>> START DATA FOR THIS TASK

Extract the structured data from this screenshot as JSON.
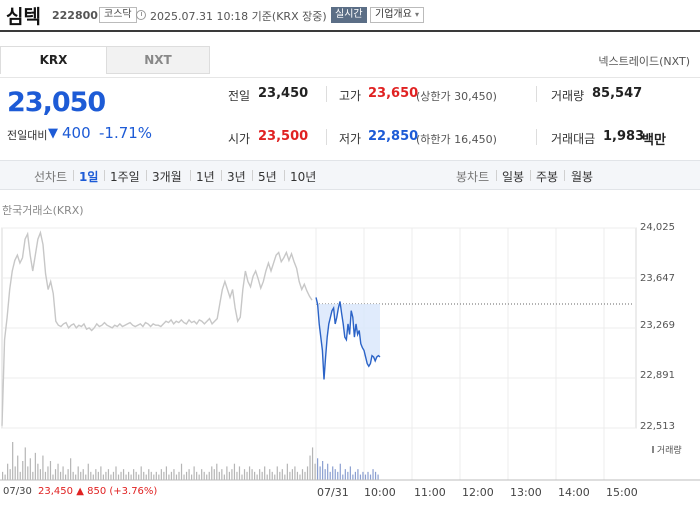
{
  "header": {
    "stock_name": "심텍",
    "stock_code": "222800",
    "market_badge": "코스닥",
    "timestamp": "2025.07.31 10:18 기준(KRX 장중)",
    "realtime_badge": "실시간",
    "overview_button": "기업개요",
    "overview_chevron": "▾"
  },
  "tabs": [
    {
      "label": "KRX",
      "active": true
    },
    {
      "label": "NXT",
      "active": false
    }
  ],
  "nxt_label": "넥스트레이드(NXT)",
  "price": {
    "current": "23,050",
    "prev_label": "전일대비",
    "arrow": "▼",
    "change": "400",
    "change_pct": "-1.71%"
  },
  "info": {
    "prev_close": {
      "label": "전일",
      "value": "23,450"
    },
    "high": {
      "label": "고가",
      "value": "23,650",
      "limit_label": "(상한가 30,450)"
    },
    "volume": {
      "label": "거래량",
      "value": "85,547"
    },
    "open": {
      "label": "시가",
      "value": "23,500"
    },
    "low": {
      "label": "저가",
      "value": "22,850",
      "limit_label": "(하한가 16,450)"
    },
    "trade_value": {
      "label": "거래대금",
      "value": "1,983",
      "unit": "백만"
    }
  },
  "periods": {
    "line_label": "선차트",
    "line_items": [
      "1일",
      "1주일",
      "3개월",
      "1년",
      "3년",
      "5년",
      "10년"
    ],
    "active": "1일",
    "candle_label": "봉차트",
    "candle_items": [
      "일봉",
      "주봉",
      "월봉"
    ]
  },
  "chart": {
    "source": "한국거래소(KRX)",
    "y_ticks": [
      "24,025",
      "23,647",
      "23,269",
      "22,891",
      "22,513"
    ],
    "x_ticks": [
      "07/30",
      "07/31",
      "10:00",
      "11:00",
      "12:00",
      "13:00",
      "14:00",
      "15:00"
    ],
    "prev_day_summary": {
      "close": "23,450",
      "arrow": "▲",
      "change": "850",
      "pct": "(+3.76%)"
    },
    "volume_legend": "거래량",
    "colors": {
      "prev_day_line": "#c7c7c7",
      "today_line": "#2b63c7",
      "today_fill": "#dbe7fb"
    }
  },
  "chart_data": {
    "type": "line",
    "title": "",
    "xlabel": "",
    "ylabel": "",
    "ylim": [
      22513,
      24025
    ],
    "y_ticks": [
      24025,
      23647,
      23269,
      22891,
      22513
    ],
    "reference_line": 23450,
    "series": [
      {
        "name": "",
        "values": [
          22530,
          23180,
          23350,
          23560,
          23700,
          23780,
          23820,
          23760,
          23800,
          23940,
          23980,
          23820,
          23700,
          23820,
          23940,
          23990,
          23900,
          23680,
          23560,
          23620,
          23530,
          23320,
          23290,
          23280,
          23300,
          23310,
          23270,
          23290,
          23300,
          23270,
          23290,
          23280,
          23300,
          23260,
          23270,
          23250,
          23270,
          23300,
          23280,
          23290,
          23310,
          23290,
          23280,
          23270,
          23290,
          23280,
          23300,
          23280,
          23290,
          23300,
          23310,
          23290,
          23280,
          23290,
          23300,
          23280,
          23310,
          23300,
          23280,
          23300,
          23290,
          23290,
          23280,
          23300,
          23320,
          23310,
          23330,
          23300,
          23320,
          23310,
          23330,
          23310,
          23300,
          23330,
          23310,
          23320,
          23300,
          23330,
          23320,
          23300,
          23320,
          23340,
          23300,
          23320,
          23340,
          23450,
          23560,
          23620,
          23560,
          23500,
          23560,
          23420,
          23320,
          23350,
          23560,
          23700,
          23620,
          23580,
          23660,
          23700,
          23640,
          23570,
          23620,
          23700,
          23760,
          23700,
          23760,
          23820,
          23840,
          23770,
          23800,
          23840,
          23780,
          23830,
          23770,
          23720,
          23620,
          23560,
          23600,
          23550,
          23510,
          23480
        ]
      },
      {
        "name": "",
        "values": [
          23500,
          23450,
          23300,
          23200,
          23100,
          22880,
          23050,
          23200,
          23300,
          23350,
          23400,
          23420,
          23300,
          23350,
          23420,
          23470,
          23380,
          23300,
          23200,
          23180,
          23300,
          23220,
          23400,
          23350,
          23200,
          23300,
          23220,
          23250,
          23150,
          23120,
          23100,
          23050,
          23000,
          22980,
          23000,
          23060,
          23050,
          23020,
          23050,
          23060,
          23050
        ]
      }
    ],
    "volume_values": [
      3,
      2,
      6,
      4,
      14,
      5,
      9,
      3,
      7,
      12,
      5,
      8,
      3,
      10,
      6,
      4,
      9,
      3,
      5,
      7,
      2,
      4,
      6,
      3,
      5,
      2,
      4,
      8,
      3,
      2,
      5,
      3,
      4,
      2,
      6,
      3,
      2,
      4,
      3,
      5,
      2,
      3,
      4,
      2,
      3,
      5,
      2,
      3,
      4,
      2,
      3,
      2,
      4,
      3,
      2,
      5,
      3,
      2,
      4,
      3,
      2,
      3,
      2,
      4,
      3,
      5,
      2,
      3,
      4,
      2,
      3,
      6,
      2,
      3,
      4,
      2,
      5,
      3,
      2,
      4,
      3,
      2,
      3,
      5,
      4,
      6,
      3,
      4,
      2,
      5,
      3,
      4,
      6,
      3,
      5,
      2,
      4,
      3,
      5,
      4,
      3,
      2,
      4,
      3,
      5,
      2,
      4,
      3,
      2,
      5,
      3,
      4,
      2,
      6,
      3,
      4,
      5,
      3,
      2,
      4,
      3,
      5,
      9,
      12,
      6,
      8,
      5,
      7,
      4,
      6,
      3,
      5,
      4,
      3,
      6,
      2,
      4,
      3,
      5,
      2,
      3,
      4,
      2,
      3,
      2,
      3,
      2,
      4,
      3,
      2
    ]
  }
}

>> END DATA FOR THIS TASK

OBJECTIVE: Print the records above exactly as they stand, but leave out the pictures.

WRITTEN ANSWER:
Extract the structured data from this screenshot as JSON.
{
  "header": {
    "stock_name": "심텍",
    "stock_code": "222800",
    "market_badge": "코스닥",
    "timestamp": "2025.07.31 10:18 기준(KRX 장중)",
    "realtime_badge": "실시간",
    "overview_button": "기업개요",
    "overview_chevron": "▾"
  },
  "tabs": [
    {
      "label": "KRX",
      "active": true
    },
    {
      "label": "NXT",
      "active": false
    }
  ],
  "nxt_label": "넥스트레이드(NXT)",
  "price": {
    "current": "23,050",
    "prev_label": "전일대비",
    "arrow": "▼",
    "change": "400",
    "change_pct": "-1.71%"
  },
  "info": {
    "prev_close": {
      "label": "전일",
      "value": "23,450"
    },
    "high": {
      "label": "고가",
      "value": "23,650",
      "limit_label": "(상한가 30,450)"
    },
    "volume": {
      "label": "거래량",
      "value": "85,547"
    },
    "open": {
      "label": "시가",
      "value": "23,500"
    },
    "low": {
      "label": "저가",
      "value": "22,850",
      "limit_label": "(하한가 16,450)"
    },
    "trade_value": {
      "label": "거래대금",
      "value": "1,983",
      "unit": "백만"
    }
  },
  "periods": {
    "line_label": "선차트",
    "line_items": [
      "1일",
      "1주일",
      "3개월",
      "1년",
      "3년",
      "5년",
      "10년"
    ],
    "active": "1일",
    "candle_label": "봉차트",
    "candle_items": [
      "일봉",
      "주봉",
      "월봉"
    ]
  },
  "chart": {
    "source": "한국거래소(KRX)",
    "y_ticks": [
      "24,025",
      "23,647",
      "23,269",
      "22,891",
      "22,513"
    ],
    "x_ticks": [
      "07/30",
      "07/31",
      "10:00",
      "11:00",
      "12:00",
      "13:00",
      "14:00",
      "15:00"
    ],
    "prev_day_summary": {
      "close": "23,450",
      "arrow": "▲",
      "change": "850",
      "pct": "(+3.76%)"
    },
    "volume_legend": "거래량",
    "colors": {
      "prev_day_line": "#c7c7c7",
      "today_line": "#2b63c7",
      "today_fill": "#dbe7fb"
    }
  },
  "chart_data": {
    "type": "line",
    "title": "",
    "xlabel": "",
    "ylabel": "",
    "ylim": [
      22513,
      24025
    ],
    "y_ticks": [
      24025,
      23647,
      23269,
      22891,
      22513
    ],
    "reference_line": 23450,
    "series": [
      {
        "name": "",
        "values": [
          22530,
          23180,
          23350,
          23560,
          23700,
          23780,
          23820,
          23760,
          23800,
          23940,
          23980,
          23820,
          23700,
          23820,
          23940,
          23990,
          23900,
          23680,
          23560,
          23620,
          23530,
          23320,
          23290,
          23280,
          23300,
          23310,
          23270,
          23290,
          23300,
          23270,
          23290,
          23280,
          23300,
          23260,
          23270,
          23250,
          23270,
          23300,
          23280,
          23290,
          23310,
          23290,
          23280,
          23270,
          23290,
          23280,
          23300,
          23280,
          23290,
          23300,
          23310,
          23290,
          23280,
          23290,
          23300,
          23280,
          23310,
          23300,
          23280,
          23300,
          23290,
          23290,
          23280,
          23300,
          23320,
          23310,
          23330,
          23300,
          23320,
          23310,
          23330,
          23310,
          23300,
          23330,
          23310,
          23320,
          23300,
          23330,
          23320,
          23300,
          23320,
          23340,
          23300,
          23320,
          23340,
          23450,
          23560,
          23620,
          23560,
          23500,
          23560,
          23420,
          23320,
          23350,
          23560,
          23700,
          23620,
          23580,
          23660,
          23700,
          23640,
          23570,
          23620,
          23700,
          23760,
          23700,
          23760,
          23820,
          23840,
          23770,
          23800,
          23840,
          23780,
          23830,
          23770,
          23720,
          23620,
          23560,
          23600,
          23550,
          23510,
          23480
        ]
      },
      {
        "name": "",
        "values": [
          23500,
          23450,
          23300,
          23200,
          23100,
          22880,
          23050,
          23200,
          23300,
          23350,
          23400,
          23420,
          23300,
          23350,
          23420,
          23470,
          23380,
          23300,
          23200,
          23180,
          23300,
          23220,
          23400,
          23350,
          23200,
          23300,
          23220,
          23250,
          23150,
          23120,
          23100,
          23050,
          23000,
          22980,
          23000,
          23060,
          23050,
          23020,
          23050,
          23060,
          23050
        ]
      }
    ],
    "volume_values": [
      3,
      2,
      6,
      4,
      14,
      5,
      9,
      3,
      7,
      12,
      5,
      8,
      3,
      10,
      6,
      4,
      9,
      3,
      5,
      7,
      2,
      4,
      6,
      3,
      5,
      2,
      4,
      8,
      3,
      2,
      5,
      3,
      4,
      2,
      6,
      3,
      2,
      4,
      3,
      5,
      2,
      3,
      4,
      2,
      3,
      5,
      2,
      3,
      4,
      2,
      3,
      2,
      4,
      3,
      2,
      5,
      3,
      2,
      4,
      3,
      2,
      3,
      2,
      4,
      3,
      5,
      2,
      3,
      4,
      2,
      3,
      6,
      2,
      3,
      4,
      2,
      5,
      3,
      2,
      4,
      3,
      2,
      3,
      5,
      4,
      6,
      3,
      4,
      2,
      5,
      3,
      4,
      6,
      3,
      5,
      2,
      4,
      3,
      5,
      4,
      3,
      2,
      4,
      3,
      5,
      2,
      4,
      3,
      2,
      5,
      3,
      4,
      2,
      6,
      3,
      4,
      5,
      3,
      2,
      4,
      3,
      5,
      9,
      12,
      6,
      8,
      5,
      7,
      4,
      6,
      3,
      5,
      4,
      3,
      6,
      2,
      4,
      3,
      5,
      2,
      3,
      4,
      2,
      3,
      2,
      3,
      2,
      4,
      3,
      2
    ]
  }
}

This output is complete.